### AIM:
Find the string "одинаковой" in the entries and copy each line that has it.

Saved data entries:
════════

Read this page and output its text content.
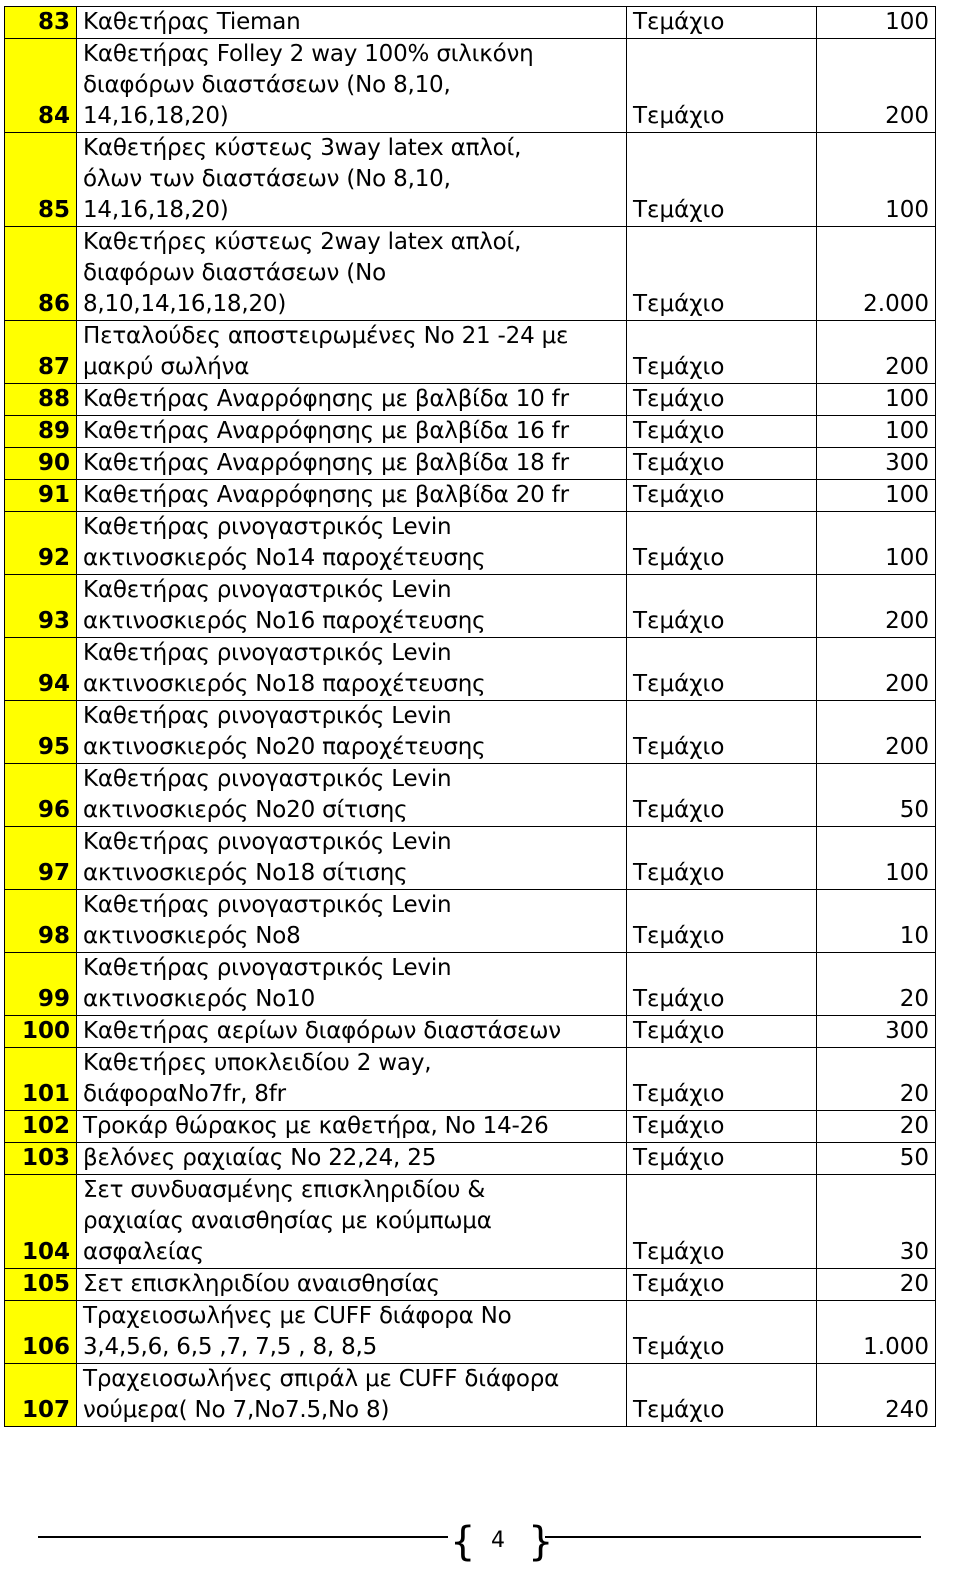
83	Καθετήρας Tieman	Τεμάχιο	100
84	Καθετήρας Folley 2 way 100% σιλικόνη
διαφόρων διαστάσεων (Νο 8,10,
14,16,18,20)	Τεμάχιο	200
85	Καθετήρες κύστεως 3way latex απλοί,
όλων των διαστάσεων (Νο 8,10,
14,16,18,20)	Τεμάχιο	100
86	Καθετήρες κύστεως 2way latex απλοί,
διαφόρων διαστάσεων (Νο
8,10,14,16,18,20)	Τεμάχιο	2.000
87	Πεταλούδες αποστειρωμένες Νο 21 -24 με
μακρύ σωλήνα	Τεμάχιο	200
88	Καθετήρας Αναρρόφησης με βαλβίδα 10 fr	Τεμάχιο	100
89	Καθετήρας Αναρρόφησης με βαλβίδα 16 fr	Τεμάχιο	100
90	Καθετήρας Αναρρόφησης με βαλβίδα 18 fr	Τεμάχιο	300
91	Καθετήρας Αναρρόφησης με βαλβίδα 20 fr	Τεμάχιο	100
92	Καθετήρας ρινογαστρικός Levin
ακτινοσκιερός Νο14 παροχέτευσης	Τεμάχιο	100
93	Καθετήρας ρινογαστρικός Levin
ακτινοσκιερός Νο16 παροχέτευσης	Τεμάχιο	200
94	Καθετήρας ρινογαστρικός Levin
ακτινοσκιερός Νο18 παροχέτευσης	Τεμάχιο	200
95	Καθετήρας ρινογαστρικός Levin
ακτινοσκιερός Νο20 παροχέτευσης	Τεμάχιο	200
96	Καθετήρας ρινογαστρικός Levin
ακτινοσκιερός Νο20 σίτισης	Τεμάχιο	50
97	Καθετήρας ρινογαστρικός Levin
ακτινοσκιερός Νο18 σίτισης	Τεμάχιο	100
98	Καθετήρας ρινογαστρικός Levin
ακτινοσκιερός Νο8	Τεμάχιο	10
99	Καθετήρας ρινογαστρικός Levin
ακτινοσκιερός Νο10	Τεμάχιο	20
100	Καθετήρας αερίων διαφόρων διαστάσεων	Τεμάχιο	300
101	Καθετήρες υποκλειδίου 2 way,
διάφοραΝο7fr, 8fr	Τεμάχιο	20
102	Τροκάρ θώρακος με καθετήρα, Νο 14-26	Τεμάχιο	20
103	βελόνες ραχιαίας Νο 22,24, 25	Τεμάχιο	50
104	Σετ συνδυασμένης επισκληριδίου &
ραχιαίας αναισθησίας με κούμπωμα
ασφαλείας	Τεμάχιο	30
105	Σετ επισκληριδίου αναισθησίας	Τεμάχιο	20
106	Τραχειοσωλήνες με CUFF διάφορα Νο
3,4,5,6, 6,5 ,7, 7,5 , 8, 8,5	Τεμάχιο	1.000
107	Τραχειοσωλήνες σπιράλ με CUFF διάφορα
νούμερα( Νο 7,Νο7.5,Νο 8)	Τεμάχιο	240
{ 4 }
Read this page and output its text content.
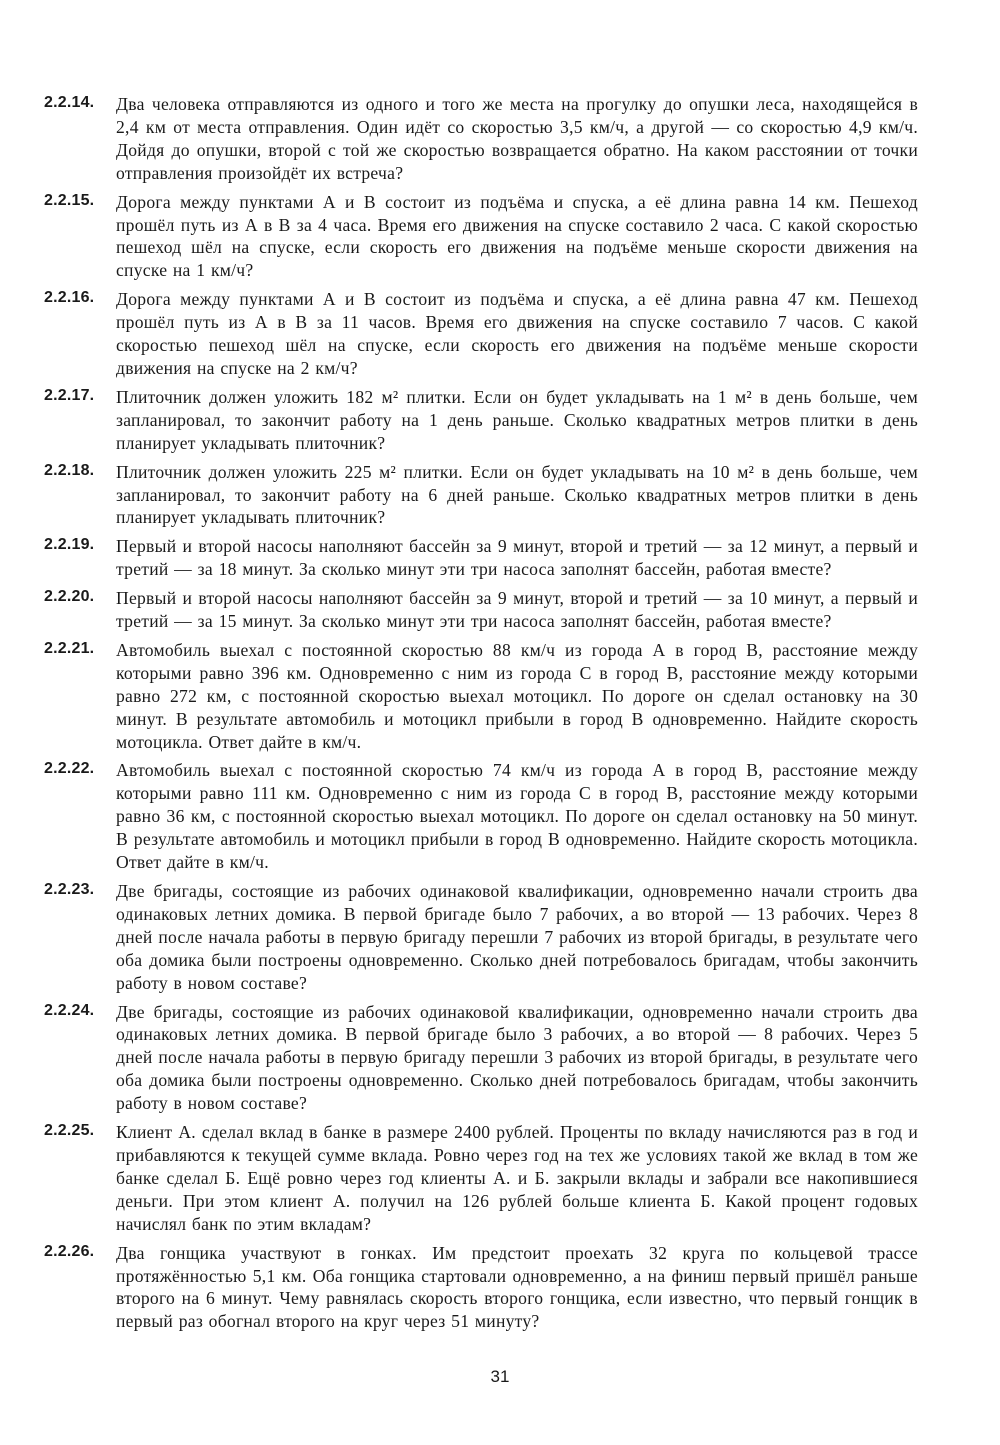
2.2.14. Два человека отправляются из одного и того же места на прогулку до опушки леса, находящейся в 2,4 км от места отправления. Один идёт со скоростью 3,5 км/ч, а другой — со скоростью 4,9 км/ч. Дойдя до опушки, второй с той же скоростью возвращается обратно. На каком расстоянии от точки отправления произойдёт их встреча?
2.2.15. Дорога между пунктами А и В состоит из подъёма и спуска, а её длина равна 14 км. Пешеход прошёл путь из А в В за 4 часа. Время его движения на спуске составило 2 часа. С какой скоростью пешеход шёл на спуске, если скорость его движения на подъёме меньше скорости движения на спуске на 1 км/ч?
2.2.16. Дорога между пунктами А и В состоит из подъёма и спуска, а её длина равна 47 км. Пешеход прошёл путь из А в В за 11 часов. Время его движения на спуске составило 7 часов. С какой скоростью пешеход шёл на спуске, если скорость его движения на подъёме меньше скорости движения на спуске на 2 км/ч?
2.2.17. Плиточник должен уложить 182 м² плитки. Если он будет укладывать на 1 м² в день больше, чем запланировал, то закончит работу на 1 день раньше. Сколько квадратных метров плитки в день планирует укладывать плиточник?
2.2.18. Плиточник должен уложить 225 м² плитки. Если он будет укладывать на 10 м² в день больше, чем запланировал, то закончит работу на 6 дней раньше. Сколько квадратных метров плитки в день планирует укладывать плиточник?
2.2.19. Первый и второй насосы наполняют бассейн за 9 минут, второй и третий — за 12 минут, а первый и третий — за 18 минут. За сколько минут эти три насоса заполнят бассейн, работая вместе?
2.2.20. Первый и второй насосы наполняют бассейн за 9 минут, второй и третий — за 10 минут, а первый и третий — за 15 минут. За сколько минут эти три насоса заполнят бассейн, работая вместе?
2.2.21. Автомобиль выехал с постоянной скоростью 88 км/ч из города А в город В, расстояние между которыми равно 396 км. Одновременно с ним из города С в город В, расстояние между которыми равно 272 км, с постоянной скоростью выехал мотоцикл. По дороге он сделал остановку на 30 минут. В результате автомобиль и мотоцикл прибыли в город В одновременно. Найдите скорость мотоцикла. Ответ дайте в км/ч.
2.2.22. Автомобиль выехал с постоянной скоростью 74 км/ч из города А в город В, расстояние между которыми равно 111 км. Одновременно с ним из города С в город В, расстояние между которыми равно 36 км, с постоянной скоростью выехал мотоцикл. По дороге он сделал остановку на 50 минут. В результате автомобиль и мотоцикл прибыли в город В одновременно. Найдите скорость мотоцикла. Ответ дайте в км/ч.
2.2.23. Две бригады, состоящие из рабочих одинаковой квалификации, одновременно начали строить два одинаковых летних домика. В первой бригаде было 7 рабочих, а во второй — 13 рабочих. Через 8 дней после начала работы в первую бригаду перешли 7 рабочих из второй бригады, в результате чего оба домика были построены одновременно. Сколько дней потребовалось бригадам, чтобы закончить работу в новом составе?
2.2.24. Две бригады, состоящие из рабочих одинаковой квалификации, одновременно начали строить два одинаковых летних домика. В первой бригаде было 3 рабочих, а во второй — 8 рабочих. Через 5 дней после начала работы в первую бригаду перешли 3 рабочих из второй бригады, в результате чего оба домика были построены одновременно. Сколько дней потребовалось бригадам, чтобы закончить работу в новом составе?
2.2.25. Клиент А. сделал вклад в банке в размере 2400 рублей. Проценты по вкладу начисляются раз в год и прибавляются к текущей сумме вклада. Ровно через год на тех же условиях такой же вклад в том же банке сделал Б. Ещё ровно через год клиенты А. и Б. закрыли вклады и забрали все накопившиеся деньги. При этом клиент А. получил на 126 рублей больше клиента Б. Какой процент годовых начислял банк по этим вкладам?
2.2.26. Два гонщика участвуют в гонках. Им предстоит проехать 32 круга по кольцевой трассе протяжённостью 5,1 км. Оба гонщика стартовали одновременно, а на финиш первый пришёл раньше второго на 6 минут. Чему равнялась скорость второго гонщика, если известно, что первый гонщик в первый раз обогнал второго на круг через 51 минуту?
31
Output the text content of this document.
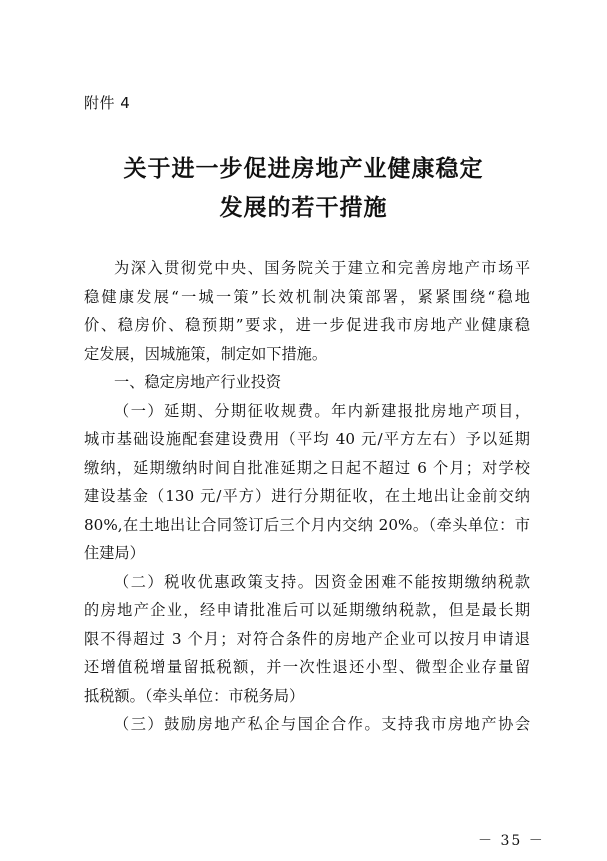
附件 4
关于进一步促进房地产业健康稳定
发展的若干措施

为深入贯彻党中央、国务院关于建立和完善房地产市场平

稳健康发展“一城一策”长效机制决策部署，紧紧围绕“稳地

价、稳房价、稳预期”要求，进一步促进我市房地产业健康稳

定发展，因城施策，制定如下措施。

一、稳定房地产行业投资

（一）延期、分期征收规费。年内新建报批房地产项目，

城市基础设施配套建设费用（平均 40 元/平方左右）予以延期

缴纳，延期缴纳时间自批准延期之日起不超过 6 个月；对学校

建设基金（130 元/平方）进行分期征收，在土地出让金前交纳

80%,在土地出让合同签订后三个月内交纳 20%。（牵头单位：市

住建局）

（二）税收优惠政策支持。因资金困难不能按期缴纳税款

的房地产企业，经申请批准后可以延期缴纳税款，但是最长期

限不得超过 3 个月；对符合条件的房地产企业可以按月申请退

还增值税增量留抵税额，并一次性退还小型、微型企业存量留

抵税额。（牵头单位：市税务局）

（三）鼓励房地产私企与国企合作。支持我市房地产协会

－ 35 －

════════

### IN RESPONSE:
2.2.23. Две бригады, состоящие из рабочих одинаковой квалификации, одновременно начали строить два одинаковых летних домика. В первой бригаде было 7 рабочих, а во второй — 13 рабочих. Через 8 дней после начала работы в первую бригаду перешли 7 рабочих из второй бригады, в результате чего оба домика были построены одновременно. Сколько дней потребовалось бригадам, чтобы закончить работу в новом составе?
2.2.24. Две бригады, состоящие из рабочих одинаковой квалификации, одновременно начали строить два одинаковых летних домика. В первой бригаде было 3 рабочих, а во второй — 8 рабочих. Через 5 дней после начала работы в первую бригаду перешли 3 рабочих из второй бригады, в результате чего оба домика были построены одновременно. Сколько дней потребовалось бригадам, чтобы закончить работу в новом составе?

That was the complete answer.